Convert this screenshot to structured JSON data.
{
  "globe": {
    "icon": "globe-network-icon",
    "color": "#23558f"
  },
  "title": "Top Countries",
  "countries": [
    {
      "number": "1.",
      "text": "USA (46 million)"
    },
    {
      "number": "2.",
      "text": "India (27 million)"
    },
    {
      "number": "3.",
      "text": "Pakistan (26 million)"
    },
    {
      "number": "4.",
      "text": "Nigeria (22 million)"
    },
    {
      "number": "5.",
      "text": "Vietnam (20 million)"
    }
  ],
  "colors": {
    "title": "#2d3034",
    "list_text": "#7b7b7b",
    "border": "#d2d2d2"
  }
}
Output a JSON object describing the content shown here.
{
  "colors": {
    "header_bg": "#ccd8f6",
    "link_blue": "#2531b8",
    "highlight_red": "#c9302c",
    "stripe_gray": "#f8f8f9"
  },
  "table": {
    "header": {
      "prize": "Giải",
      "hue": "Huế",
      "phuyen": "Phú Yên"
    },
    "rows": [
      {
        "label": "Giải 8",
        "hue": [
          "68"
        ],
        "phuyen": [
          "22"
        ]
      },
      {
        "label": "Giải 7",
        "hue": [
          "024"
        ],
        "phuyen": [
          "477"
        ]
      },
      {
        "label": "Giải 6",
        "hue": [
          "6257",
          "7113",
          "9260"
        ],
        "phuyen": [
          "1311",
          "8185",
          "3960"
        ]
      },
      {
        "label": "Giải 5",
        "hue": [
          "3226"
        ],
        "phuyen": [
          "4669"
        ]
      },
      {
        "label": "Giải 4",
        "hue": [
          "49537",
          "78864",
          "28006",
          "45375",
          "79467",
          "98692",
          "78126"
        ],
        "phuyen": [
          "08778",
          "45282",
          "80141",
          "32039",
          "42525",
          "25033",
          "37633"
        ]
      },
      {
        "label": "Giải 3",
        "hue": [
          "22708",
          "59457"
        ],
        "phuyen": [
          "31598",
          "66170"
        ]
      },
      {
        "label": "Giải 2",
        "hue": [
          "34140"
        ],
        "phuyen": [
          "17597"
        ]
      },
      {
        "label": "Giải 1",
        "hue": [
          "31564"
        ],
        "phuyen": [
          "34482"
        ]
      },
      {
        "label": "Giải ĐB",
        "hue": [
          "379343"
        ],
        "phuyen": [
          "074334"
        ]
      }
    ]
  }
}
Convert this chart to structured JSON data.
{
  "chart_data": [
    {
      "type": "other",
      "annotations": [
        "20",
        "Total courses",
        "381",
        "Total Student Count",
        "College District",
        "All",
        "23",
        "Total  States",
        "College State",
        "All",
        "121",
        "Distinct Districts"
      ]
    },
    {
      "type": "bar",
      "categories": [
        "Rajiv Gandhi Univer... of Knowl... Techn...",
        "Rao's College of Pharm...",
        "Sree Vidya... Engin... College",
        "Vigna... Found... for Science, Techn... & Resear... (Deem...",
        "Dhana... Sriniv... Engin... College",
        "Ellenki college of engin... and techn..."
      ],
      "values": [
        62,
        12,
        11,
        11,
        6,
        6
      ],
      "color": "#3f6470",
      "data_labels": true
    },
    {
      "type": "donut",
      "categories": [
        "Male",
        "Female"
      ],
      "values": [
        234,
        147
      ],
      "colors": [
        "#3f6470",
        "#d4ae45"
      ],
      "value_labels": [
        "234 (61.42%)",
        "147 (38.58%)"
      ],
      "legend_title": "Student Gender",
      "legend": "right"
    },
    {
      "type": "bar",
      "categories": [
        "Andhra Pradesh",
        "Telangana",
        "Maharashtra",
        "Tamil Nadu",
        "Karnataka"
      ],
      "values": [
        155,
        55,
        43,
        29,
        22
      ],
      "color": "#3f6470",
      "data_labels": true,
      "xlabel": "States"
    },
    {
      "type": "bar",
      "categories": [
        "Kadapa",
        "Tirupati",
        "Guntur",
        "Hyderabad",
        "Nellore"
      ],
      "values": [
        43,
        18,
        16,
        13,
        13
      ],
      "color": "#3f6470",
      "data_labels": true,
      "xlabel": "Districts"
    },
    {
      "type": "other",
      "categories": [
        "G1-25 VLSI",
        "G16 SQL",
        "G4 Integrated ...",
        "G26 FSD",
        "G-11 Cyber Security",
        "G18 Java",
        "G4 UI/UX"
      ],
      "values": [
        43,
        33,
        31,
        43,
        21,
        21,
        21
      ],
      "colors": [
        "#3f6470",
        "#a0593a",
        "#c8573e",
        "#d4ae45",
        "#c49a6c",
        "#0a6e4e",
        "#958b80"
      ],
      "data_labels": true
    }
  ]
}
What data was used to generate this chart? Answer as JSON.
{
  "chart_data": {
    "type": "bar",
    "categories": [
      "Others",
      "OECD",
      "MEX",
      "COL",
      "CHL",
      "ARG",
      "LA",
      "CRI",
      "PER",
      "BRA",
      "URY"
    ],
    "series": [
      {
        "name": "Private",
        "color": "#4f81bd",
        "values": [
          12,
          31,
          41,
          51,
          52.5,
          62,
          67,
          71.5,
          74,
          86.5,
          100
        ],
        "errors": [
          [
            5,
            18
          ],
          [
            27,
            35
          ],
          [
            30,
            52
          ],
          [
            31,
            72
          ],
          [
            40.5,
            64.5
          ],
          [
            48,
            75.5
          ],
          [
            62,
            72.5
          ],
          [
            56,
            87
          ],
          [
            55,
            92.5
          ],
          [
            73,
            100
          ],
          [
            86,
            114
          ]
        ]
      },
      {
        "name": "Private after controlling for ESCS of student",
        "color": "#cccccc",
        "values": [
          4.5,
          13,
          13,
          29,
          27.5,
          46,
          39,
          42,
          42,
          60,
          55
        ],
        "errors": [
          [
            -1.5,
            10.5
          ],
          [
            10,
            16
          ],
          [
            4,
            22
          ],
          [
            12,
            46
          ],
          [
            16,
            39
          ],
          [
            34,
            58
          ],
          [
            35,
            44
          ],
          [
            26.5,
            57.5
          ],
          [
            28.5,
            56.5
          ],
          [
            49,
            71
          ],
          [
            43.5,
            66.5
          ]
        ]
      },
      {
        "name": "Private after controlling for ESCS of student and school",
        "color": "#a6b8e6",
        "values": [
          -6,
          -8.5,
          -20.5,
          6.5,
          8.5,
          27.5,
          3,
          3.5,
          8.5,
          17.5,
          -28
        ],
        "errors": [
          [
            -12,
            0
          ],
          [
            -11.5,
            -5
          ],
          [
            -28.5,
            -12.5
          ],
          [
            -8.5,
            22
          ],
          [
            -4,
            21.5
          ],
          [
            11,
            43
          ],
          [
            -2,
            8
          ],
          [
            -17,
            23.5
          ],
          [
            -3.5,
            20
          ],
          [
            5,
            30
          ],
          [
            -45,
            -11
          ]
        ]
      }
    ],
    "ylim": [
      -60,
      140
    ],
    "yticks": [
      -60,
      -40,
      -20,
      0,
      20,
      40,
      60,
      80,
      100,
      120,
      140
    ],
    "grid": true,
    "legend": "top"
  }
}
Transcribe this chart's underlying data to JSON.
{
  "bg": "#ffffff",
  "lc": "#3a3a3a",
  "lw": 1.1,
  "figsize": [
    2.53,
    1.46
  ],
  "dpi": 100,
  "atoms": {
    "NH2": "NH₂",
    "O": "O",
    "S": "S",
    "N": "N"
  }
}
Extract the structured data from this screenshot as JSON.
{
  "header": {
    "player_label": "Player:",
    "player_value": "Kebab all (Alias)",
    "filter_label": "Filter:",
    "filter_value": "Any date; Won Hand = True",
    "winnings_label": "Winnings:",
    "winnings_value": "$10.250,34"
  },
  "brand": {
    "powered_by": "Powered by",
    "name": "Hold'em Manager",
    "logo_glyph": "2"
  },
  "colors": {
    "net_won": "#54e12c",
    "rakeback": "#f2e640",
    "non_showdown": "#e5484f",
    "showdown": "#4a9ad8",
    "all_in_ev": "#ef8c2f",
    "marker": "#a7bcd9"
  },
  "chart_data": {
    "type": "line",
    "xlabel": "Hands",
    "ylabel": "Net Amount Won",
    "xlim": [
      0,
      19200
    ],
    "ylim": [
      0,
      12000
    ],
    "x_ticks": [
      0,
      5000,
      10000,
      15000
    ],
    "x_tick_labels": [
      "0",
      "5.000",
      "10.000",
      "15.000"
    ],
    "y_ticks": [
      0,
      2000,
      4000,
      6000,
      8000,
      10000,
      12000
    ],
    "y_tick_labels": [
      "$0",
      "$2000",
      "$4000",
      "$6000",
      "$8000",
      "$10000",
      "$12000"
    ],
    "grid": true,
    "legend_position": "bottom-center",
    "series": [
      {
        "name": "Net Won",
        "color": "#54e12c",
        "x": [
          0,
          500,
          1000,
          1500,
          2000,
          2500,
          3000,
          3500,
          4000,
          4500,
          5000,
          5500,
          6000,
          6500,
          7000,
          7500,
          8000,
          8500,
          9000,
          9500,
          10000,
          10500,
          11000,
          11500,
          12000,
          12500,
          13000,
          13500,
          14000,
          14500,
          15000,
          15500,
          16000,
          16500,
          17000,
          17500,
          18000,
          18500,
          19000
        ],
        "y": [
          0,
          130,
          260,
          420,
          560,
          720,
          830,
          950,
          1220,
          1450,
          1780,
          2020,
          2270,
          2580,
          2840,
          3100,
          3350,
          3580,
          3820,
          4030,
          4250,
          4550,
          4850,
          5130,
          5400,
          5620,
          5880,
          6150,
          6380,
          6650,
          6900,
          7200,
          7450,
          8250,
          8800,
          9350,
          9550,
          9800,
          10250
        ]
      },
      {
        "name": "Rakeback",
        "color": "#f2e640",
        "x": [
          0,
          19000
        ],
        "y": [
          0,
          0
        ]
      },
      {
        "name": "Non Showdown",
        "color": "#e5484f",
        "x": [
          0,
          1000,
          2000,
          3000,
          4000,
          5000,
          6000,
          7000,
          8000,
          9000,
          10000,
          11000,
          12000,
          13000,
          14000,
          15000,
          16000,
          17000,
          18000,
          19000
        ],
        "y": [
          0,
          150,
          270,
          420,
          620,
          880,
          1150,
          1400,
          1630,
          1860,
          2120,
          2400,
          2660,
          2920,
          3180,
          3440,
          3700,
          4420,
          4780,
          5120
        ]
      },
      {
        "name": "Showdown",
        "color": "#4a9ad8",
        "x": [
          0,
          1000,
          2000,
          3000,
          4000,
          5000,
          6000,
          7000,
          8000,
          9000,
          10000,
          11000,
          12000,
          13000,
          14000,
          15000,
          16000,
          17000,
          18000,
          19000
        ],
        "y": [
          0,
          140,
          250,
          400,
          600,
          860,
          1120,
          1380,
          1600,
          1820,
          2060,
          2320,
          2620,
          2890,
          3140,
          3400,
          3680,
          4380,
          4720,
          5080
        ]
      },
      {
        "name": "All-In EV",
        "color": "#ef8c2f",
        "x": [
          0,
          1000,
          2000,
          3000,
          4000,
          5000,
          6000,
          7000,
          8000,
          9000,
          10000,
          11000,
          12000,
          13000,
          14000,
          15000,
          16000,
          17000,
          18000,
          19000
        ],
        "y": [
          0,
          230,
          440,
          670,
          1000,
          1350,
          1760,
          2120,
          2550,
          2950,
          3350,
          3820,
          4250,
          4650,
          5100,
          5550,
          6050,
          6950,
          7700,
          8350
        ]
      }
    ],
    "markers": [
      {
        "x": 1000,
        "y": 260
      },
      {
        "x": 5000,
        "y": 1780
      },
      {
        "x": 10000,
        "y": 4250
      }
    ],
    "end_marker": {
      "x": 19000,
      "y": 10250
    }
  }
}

-- -- --

- _GOAL_
What is the number of lines that contain "structured"? Reply with that number alone.

- _SOLUTION_
3